Records from a data source
* begin *

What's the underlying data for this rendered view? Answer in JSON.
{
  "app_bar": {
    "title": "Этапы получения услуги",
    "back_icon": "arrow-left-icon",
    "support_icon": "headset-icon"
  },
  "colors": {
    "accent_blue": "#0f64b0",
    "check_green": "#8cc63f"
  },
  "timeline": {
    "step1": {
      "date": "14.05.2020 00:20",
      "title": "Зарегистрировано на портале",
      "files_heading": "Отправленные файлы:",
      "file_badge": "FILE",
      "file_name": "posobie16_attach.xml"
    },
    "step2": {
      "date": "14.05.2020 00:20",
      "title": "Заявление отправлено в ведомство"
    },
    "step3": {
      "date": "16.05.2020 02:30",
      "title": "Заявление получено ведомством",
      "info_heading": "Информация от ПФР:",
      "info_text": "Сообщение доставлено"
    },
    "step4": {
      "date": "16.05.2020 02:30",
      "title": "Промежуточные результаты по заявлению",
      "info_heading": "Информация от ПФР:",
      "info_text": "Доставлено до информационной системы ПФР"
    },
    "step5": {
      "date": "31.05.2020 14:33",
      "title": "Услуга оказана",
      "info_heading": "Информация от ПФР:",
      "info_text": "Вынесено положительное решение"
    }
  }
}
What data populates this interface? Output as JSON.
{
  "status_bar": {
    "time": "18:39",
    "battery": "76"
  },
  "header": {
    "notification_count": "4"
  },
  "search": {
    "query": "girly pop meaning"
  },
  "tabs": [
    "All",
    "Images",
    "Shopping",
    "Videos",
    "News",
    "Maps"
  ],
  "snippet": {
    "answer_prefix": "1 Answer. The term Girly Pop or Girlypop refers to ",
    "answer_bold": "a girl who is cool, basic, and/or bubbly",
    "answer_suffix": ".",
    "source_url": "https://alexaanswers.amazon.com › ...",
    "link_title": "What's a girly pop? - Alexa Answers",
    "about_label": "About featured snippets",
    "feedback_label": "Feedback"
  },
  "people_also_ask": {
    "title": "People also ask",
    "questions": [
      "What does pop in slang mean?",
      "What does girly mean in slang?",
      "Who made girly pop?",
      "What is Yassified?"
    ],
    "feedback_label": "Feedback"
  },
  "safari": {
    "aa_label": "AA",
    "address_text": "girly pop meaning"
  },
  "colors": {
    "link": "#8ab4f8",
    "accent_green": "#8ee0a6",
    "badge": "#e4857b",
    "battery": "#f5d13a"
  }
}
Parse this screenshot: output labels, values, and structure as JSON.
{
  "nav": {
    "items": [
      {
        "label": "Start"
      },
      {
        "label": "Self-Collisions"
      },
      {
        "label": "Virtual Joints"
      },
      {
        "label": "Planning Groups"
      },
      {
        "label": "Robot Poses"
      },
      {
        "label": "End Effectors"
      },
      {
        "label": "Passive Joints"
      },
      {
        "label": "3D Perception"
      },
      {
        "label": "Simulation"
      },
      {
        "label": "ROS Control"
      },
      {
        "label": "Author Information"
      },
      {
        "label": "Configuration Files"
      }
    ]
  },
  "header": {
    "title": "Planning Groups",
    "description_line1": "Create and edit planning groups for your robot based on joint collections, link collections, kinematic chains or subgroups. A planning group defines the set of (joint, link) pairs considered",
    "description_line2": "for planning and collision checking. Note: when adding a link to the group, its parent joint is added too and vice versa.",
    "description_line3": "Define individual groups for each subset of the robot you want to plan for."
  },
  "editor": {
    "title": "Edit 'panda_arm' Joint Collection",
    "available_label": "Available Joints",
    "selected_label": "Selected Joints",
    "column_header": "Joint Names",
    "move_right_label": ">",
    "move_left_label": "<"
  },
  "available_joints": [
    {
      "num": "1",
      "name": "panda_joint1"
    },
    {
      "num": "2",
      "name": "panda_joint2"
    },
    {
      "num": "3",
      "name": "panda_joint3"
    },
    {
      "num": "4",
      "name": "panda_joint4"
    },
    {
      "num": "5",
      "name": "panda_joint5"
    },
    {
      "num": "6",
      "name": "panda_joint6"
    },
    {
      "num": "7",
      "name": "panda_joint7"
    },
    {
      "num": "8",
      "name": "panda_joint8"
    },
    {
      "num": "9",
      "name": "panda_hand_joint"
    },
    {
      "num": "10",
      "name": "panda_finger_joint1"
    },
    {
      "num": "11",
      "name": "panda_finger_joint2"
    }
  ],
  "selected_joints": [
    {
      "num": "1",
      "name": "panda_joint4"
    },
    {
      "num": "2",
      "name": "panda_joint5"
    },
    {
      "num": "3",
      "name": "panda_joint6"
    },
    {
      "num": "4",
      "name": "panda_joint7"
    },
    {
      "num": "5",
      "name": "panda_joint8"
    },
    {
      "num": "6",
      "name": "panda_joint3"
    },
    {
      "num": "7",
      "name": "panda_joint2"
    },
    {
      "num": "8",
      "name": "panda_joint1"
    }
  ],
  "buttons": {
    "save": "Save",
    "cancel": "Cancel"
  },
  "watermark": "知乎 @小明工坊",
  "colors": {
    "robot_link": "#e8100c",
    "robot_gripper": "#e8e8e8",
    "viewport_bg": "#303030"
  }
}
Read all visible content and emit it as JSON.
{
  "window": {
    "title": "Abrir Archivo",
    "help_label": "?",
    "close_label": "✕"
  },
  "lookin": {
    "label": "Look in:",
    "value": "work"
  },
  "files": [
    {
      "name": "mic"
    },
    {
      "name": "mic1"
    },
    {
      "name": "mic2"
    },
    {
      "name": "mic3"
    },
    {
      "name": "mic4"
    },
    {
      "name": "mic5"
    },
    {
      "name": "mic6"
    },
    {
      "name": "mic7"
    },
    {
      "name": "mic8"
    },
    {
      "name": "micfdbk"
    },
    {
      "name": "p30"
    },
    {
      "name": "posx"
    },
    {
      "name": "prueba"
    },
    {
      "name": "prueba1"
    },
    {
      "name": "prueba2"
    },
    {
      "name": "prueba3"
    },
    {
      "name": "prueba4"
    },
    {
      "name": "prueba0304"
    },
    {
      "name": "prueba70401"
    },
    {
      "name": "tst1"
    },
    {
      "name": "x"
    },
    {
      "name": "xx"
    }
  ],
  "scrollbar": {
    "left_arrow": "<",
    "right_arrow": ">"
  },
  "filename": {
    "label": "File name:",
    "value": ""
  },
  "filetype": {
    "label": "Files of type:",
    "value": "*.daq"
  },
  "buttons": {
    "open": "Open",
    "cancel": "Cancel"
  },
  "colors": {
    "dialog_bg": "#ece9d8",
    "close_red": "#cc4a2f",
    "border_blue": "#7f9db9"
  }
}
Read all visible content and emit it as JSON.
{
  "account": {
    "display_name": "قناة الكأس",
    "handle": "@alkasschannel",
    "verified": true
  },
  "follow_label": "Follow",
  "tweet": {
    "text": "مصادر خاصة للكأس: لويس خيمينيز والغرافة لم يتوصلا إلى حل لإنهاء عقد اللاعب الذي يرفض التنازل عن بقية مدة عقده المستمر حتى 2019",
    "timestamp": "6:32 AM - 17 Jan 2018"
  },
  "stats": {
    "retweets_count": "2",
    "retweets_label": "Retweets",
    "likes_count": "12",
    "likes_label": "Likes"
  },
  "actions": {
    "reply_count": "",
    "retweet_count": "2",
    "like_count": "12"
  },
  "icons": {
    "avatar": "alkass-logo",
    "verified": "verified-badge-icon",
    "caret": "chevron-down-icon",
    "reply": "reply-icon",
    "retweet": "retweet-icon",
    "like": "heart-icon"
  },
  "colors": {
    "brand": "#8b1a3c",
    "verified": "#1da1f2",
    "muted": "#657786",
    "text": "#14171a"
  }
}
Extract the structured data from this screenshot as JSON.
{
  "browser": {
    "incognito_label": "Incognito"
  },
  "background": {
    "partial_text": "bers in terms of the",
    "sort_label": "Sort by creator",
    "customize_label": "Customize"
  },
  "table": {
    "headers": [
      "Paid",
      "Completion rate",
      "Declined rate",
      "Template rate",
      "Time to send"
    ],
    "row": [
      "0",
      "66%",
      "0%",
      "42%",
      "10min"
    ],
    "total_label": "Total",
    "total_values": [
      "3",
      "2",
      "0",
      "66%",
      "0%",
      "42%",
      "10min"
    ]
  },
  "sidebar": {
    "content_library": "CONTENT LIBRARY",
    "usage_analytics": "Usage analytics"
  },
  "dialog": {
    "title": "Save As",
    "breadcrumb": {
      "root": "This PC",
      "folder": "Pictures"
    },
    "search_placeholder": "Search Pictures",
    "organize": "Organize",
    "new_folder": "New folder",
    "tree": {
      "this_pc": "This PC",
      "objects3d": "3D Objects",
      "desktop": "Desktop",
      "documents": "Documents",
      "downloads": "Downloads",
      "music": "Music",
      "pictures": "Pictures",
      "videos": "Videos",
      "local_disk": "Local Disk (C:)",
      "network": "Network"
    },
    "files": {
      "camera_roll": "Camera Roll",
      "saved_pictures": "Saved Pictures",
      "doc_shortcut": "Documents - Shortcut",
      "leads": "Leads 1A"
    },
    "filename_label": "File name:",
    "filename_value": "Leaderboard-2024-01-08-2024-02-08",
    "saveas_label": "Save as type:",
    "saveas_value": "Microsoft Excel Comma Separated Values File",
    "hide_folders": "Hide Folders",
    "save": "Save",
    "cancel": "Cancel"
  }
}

* end *

# PROBLEM REQUIREMENTS:
Identify the lines in the entries that hold "slang" and return each one.

# FINAL RESULT:
      "What does pop in slang mean?",
      "What does girly mean in slang?",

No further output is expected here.